## Records for this exercise
*****
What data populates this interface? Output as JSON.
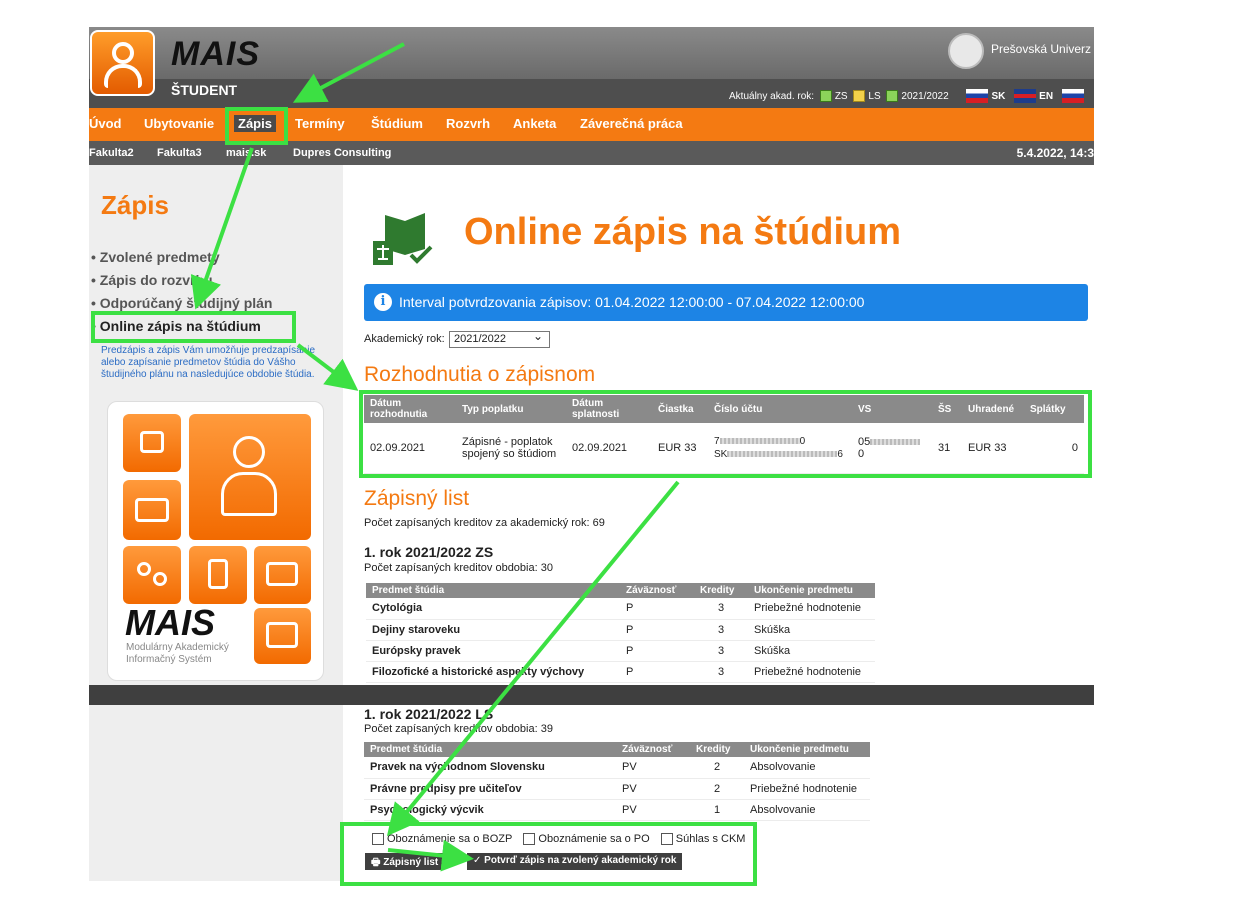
{
  "header": {
    "app_name": "MAIS",
    "role": "ŠTUDENT",
    "university": "Prešovská Univerz",
    "acad_year_label": "Aktuálny akad. rok:",
    "term_zs": "ZS",
    "term_ls": "LS",
    "current_year": "2021/2022",
    "lang_sk": "SK",
    "lang_en": "EN"
  },
  "nav": {
    "items": [
      "Úvod",
      "Ubytovanie",
      "Zápis",
      "Termíny",
      "Štúdium",
      "Rozvrh",
      "Anketa",
      "Záverečná práca"
    ],
    "active": "Zápis"
  },
  "subnav": {
    "items": [
      "Fakulta2",
      "Fakulta3",
      "mais.sk",
      "Dupres Consulting"
    ],
    "datetime": "5.4.2022, 14:3"
  },
  "sidebar": {
    "title": "Zápis",
    "links": [
      "Zvolené predmety",
      "Zápis do rozvrhu",
      "Odporúčaný študijný plán",
      "Online zápis na štúdium"
    ],
    "description": "Predzápis a zápis Vám umožňuje predzapísanie alebo zapísanie predmetov štúdia do Vášho študijného plánu na nasledujúce obdobie štúdia.",
    "brand": "MAIS",
    "brand_sub1": "Modulárny Akademický",
    "brand_sub2": "Informačný Systém"
  },
  "main": {
    "title": "Online zápis na štúdium",
    "info": "Interval potvrdzovania zápisov: 01.04.2022 12:00:00 - 07.04.2022 12:00:00",
    "year_label": "Akademický rok:",
    "year_value": "2021/2022",
    "decisions_title": "Rozhodnutia o zápisnom",
    "fee_headers": [
      "Dátum rozhodnutia",
      "Typ poplatku",
      "Dátum splatnosti",
      "Čiastka",
      "Číslo účtu",
      "VS",
      "ŠS",
      "Uhradené",
      "Splátky"
    ],
    "fee_row": {
      "date": "02.09.2021",
      "type": "Zápisné - poplatok spojený so štúdiom",
      "due": "02.09.2021",
      "amount": "EUR 33",
      "account_a": "7",
      "account_a_end": "0",
      "account_b": "SK",
      "account_b_end": "6",
      "vs_a": "05",
      "vs_end": "0",
      "ss": "31",
      "paid": "EUR 33",
      "installments": "0"
    },
    "sheet_title": "Zápisný list",
    "sheet_credits": "Počet zapísaných kreditov za akademický rok: 69",
    "subject_headers": [
      "Predmet štúdia",
      "Záväznosť",
      "Kredity",
      "Ukončenie predmetu"
    ],
    "semesters": [
      {
        "title": "1. rok 2021/2022 ZS",
        "credits": "Počet zapísaných kreditov obdobia: 30",
        "rows": [
          [
            "Cytológia",
            "P",
            "3",
            "Priebežné hodnotenie"
          ],
          [
            "Dejiny staroveku",
            "P",
            "3",
            "Skúška"
          ],
          [
            "Európsky pravek",
            "P",
            "3",
            "Skúška"
          ],
          [
            "Filozofické a historické aspekty výchovy",
            "P",
            "3",
            "Priebežné hodnotenie"
          ]
        ]
      },
      {
        "title": "1. rok 2021/2022 LS",
        "credits": "Počet zapísaných kreditov obdobia: 39",
        "rows": [
          [
            "Pravek na východnom Slovensku",
            "PV",
            "2",
            "Absolvovanie"
          ],
          [
            "Právne predpisy pre učiteľov",
            "PV",
            "2",
            "Priebežné hodnotenie"
          ],
          [
            "Psychologický výcvik",
            "PV",
            "1",
            "Absolvovanie"
          ]
        ]
      }
    ],
    "checkboxes": [
      "Oboznámenie sa o BOZP",
      "Oboznámenie sa o PO",
      "Súhlas s CKM"
    ],
    "btn_sheet": "Zápisný list",
    "btn_confirm": "Potvrď zápis na zvolený akademický rok"
  },
  "colors": {
    "accent": "#f47a12",
    "info": "#1d84e5",
    "highlight": "#3ce043"
  }
}
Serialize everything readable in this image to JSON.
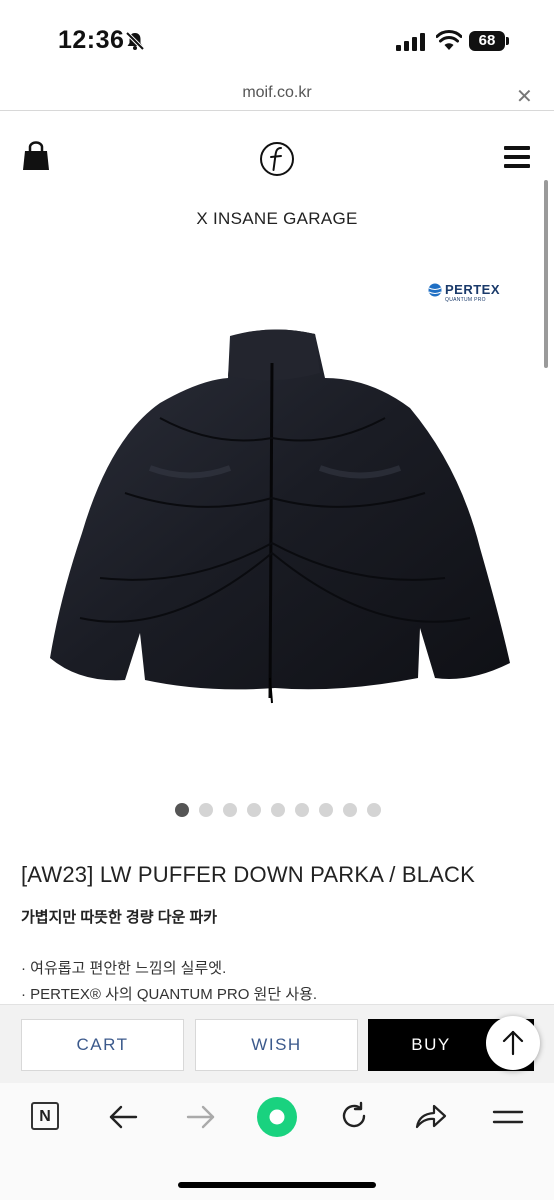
{
  "status_bar": {
    "time": "12:36",
    "battery": "68",
    "icons": [
      "bell-slash-icon",
      "signal-icon",
      "wifi-icon"
    ]
  },
  "browser": {
    "url": "moif.co.kr",
    "close_symbol": "✕"
  },
  "site_header": {
    "collab": "X INSANE GARAGE",
    "icons": [
      "shopping-bag-icon",
      "brand-logo",
      "hamburger-menu-icon"
    ]
  },
  "product": {
    "badge": {
      "brand": "PERTEX",
      "sub": "QUANTUM PRO"
    },
    "carousel": {
      "count": 9,
      "active_index": 0
    },
    "title": "[AW23] LW PUFFER DOWN PARKA / BLACK",
    "subtitle": "가볍지만 따뜻한 경량 다운 파카",
    "description": [
      "· 여유롭고 편안한 느낌의 실루엣.",
      "· PERTEX® 사의 QUANTUM PRO 원단 사용."
    ]
  },
  "actions": {
    "cart": "CART",
    "wish": "WISH",
    "buy": "BUY"
  },
  "bottom_bar": {
    "n_label": "N",
    "icons": [
      "back-arrow-icon",
      "forward-arrow-icon",
      "green-home-icon",
      "reload-icon",
      "share-icon",
      "menu-icon"
    ]
  },
  "colors": {
    "accent_green": "#19d27f",
    "button_text": "#3c5a8c",
    "buy_bg": "#000000"
  }
}
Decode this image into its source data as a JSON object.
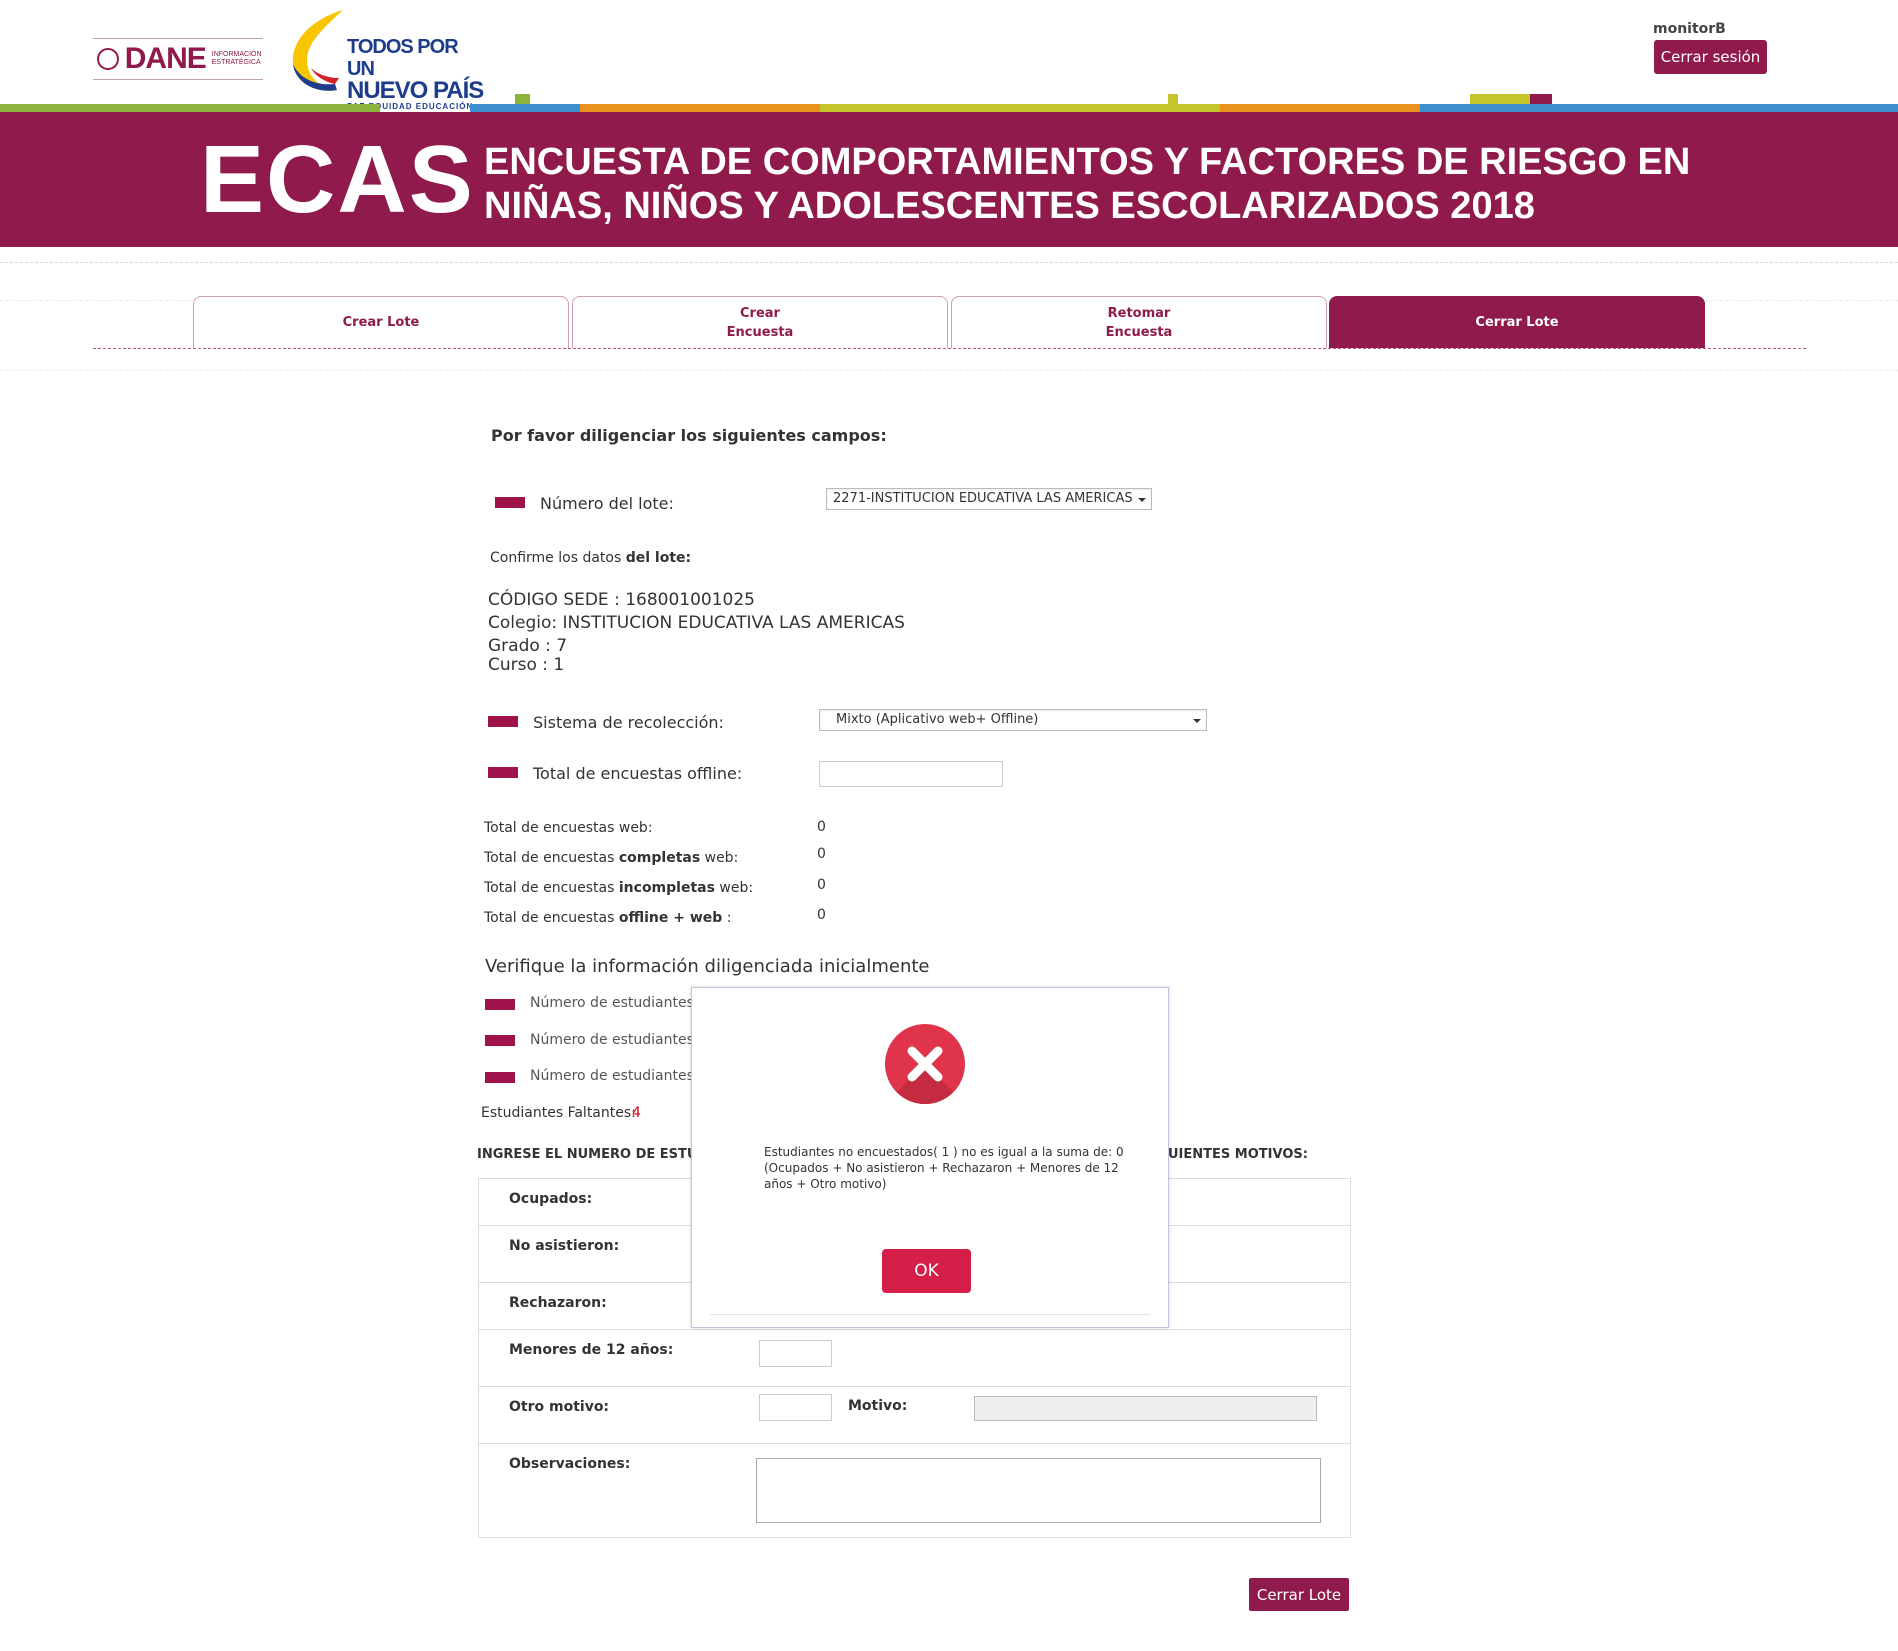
{
  "header": {
    "user": "monitorB",
    "logout_label": "Cerrar sesión",
    "dane_logo": {
      "name": "DANE",
      "sub": "INFORMACIÓN ESTRATÉGICA"
    },
    "gov_logo": {
      "line1": "TODOS POR UN",
      "line2": "NUEVO PAÍS",
      "line3": "PAZ  EQUIDAD  EDUCACIÓN"
    },
    "banner_short": "ECAS",
    "banner_title": "ENCUESTA DE COMPORTAMIENTOS Y FACTORES DE RIESGO EN NIÑAS, NIÑOS Y ADOLESCENTES ESCOLARIZADOS 2018"
  },
  "tabs": [
    {
      "label": "Crear Lote",
      "active": false
    },
    {
      "label": "Crear Encuesta",
      "active": false
    },
    {
      "label": "Retomar Encuesta",
      "active": false
    },
    {
      "label": "Cerrar Lote",
      "active": true
    }
  ],
  "form": {
    "intro": "Por favor diligenciar los siguientes campos:",
    "lote_label": "Número del lote:",
    "lote_value": "2271-INSTITUCION EDUCATIVA LAS AMERICAS",
    "confirm_prefix": "Confirme los datos ",
    "confirm_bold": "del lote:",
    "codigo_sede": "CÓDIGO SEDE : 168001001025",
    "colegio": "Colegio: INSTITUCION EDUCATIVA LAS AMERICAS",
    "grado": "Grado : 7",
    "curso": "Curso : 1",
    "sistema_label": "Sistema de recolección:",
    "sistema_value": "Mixto (Aplicativo web+ Offline)",
    "offline_label": "Total de encuestas offline:",
    "totals": [
      {
        "prefix": "Total de encuestas web:",
        "bold": "",
        "suffix": "",
        "value": "0"
      },
      {
        "prefix": "Total de encuestas ",
        "bold": "completas",
        "suffix": " web:",
        "value": "0"
      },
      {
        "prefix": "Total de encuestas ",
        "bold": "incompletas",
        "suffix": " web:",
        "value": "0"
      },
      {
        "prefix": "Total de encuestas ",
        "bold": "offline + web",
        "suffix": " :",
        "value": "0"
      }
    ],
    "verify_title": "Verifique la información diligenciada inicialmente",
    "verify_items": [
      "Número de estudiantes",
      "Número de estudiantes",
      "Número de estudiantes"
    ],
    "faltantes_label": "Estudiantes Faltantes:",
    "faltantes_value": "4",
    "motivos_left": "INGRESE EL NUMERO DE ESTUD",
    "motivos_right": "UIENTES MOTIVOS:",
    "motivos": [
      "Ocupados:",
      "No asistieron:",
      "Rechazaron:",
      "Menores de 12 años:",
      "Otro motivo:"
    ],
    "motivo_label": "Motivo:",
    "observaciones": "Observaciones:",
    "submit": "Cerrar Lote"
  },
  "modal": {
    "icon": "error-x-icon",
    "message": "Estudiantes no encuestados( 1 ) no es igual a la suma de: 0 (Ocupados + No asistieron + Rechazaron + Menores de 12 años + Otro motivo)",
    "ok": "OK"
  },
  "colors": {
    "brand": "#8f1a4b",
    "error": "#e0344c",
    "ok_button": "#d51f48"
  }
}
*****
## The request
Find every line that has "štúdia" in it, then return those lines.

## Task response
    "description": "Predzápis a zápis Vám umožňuje predzapísanie alebo zapísanie predmetov štúdia do Vášho študijného plánu na nasledujúce obdobie štúdia.",
      "Predmet štúdia",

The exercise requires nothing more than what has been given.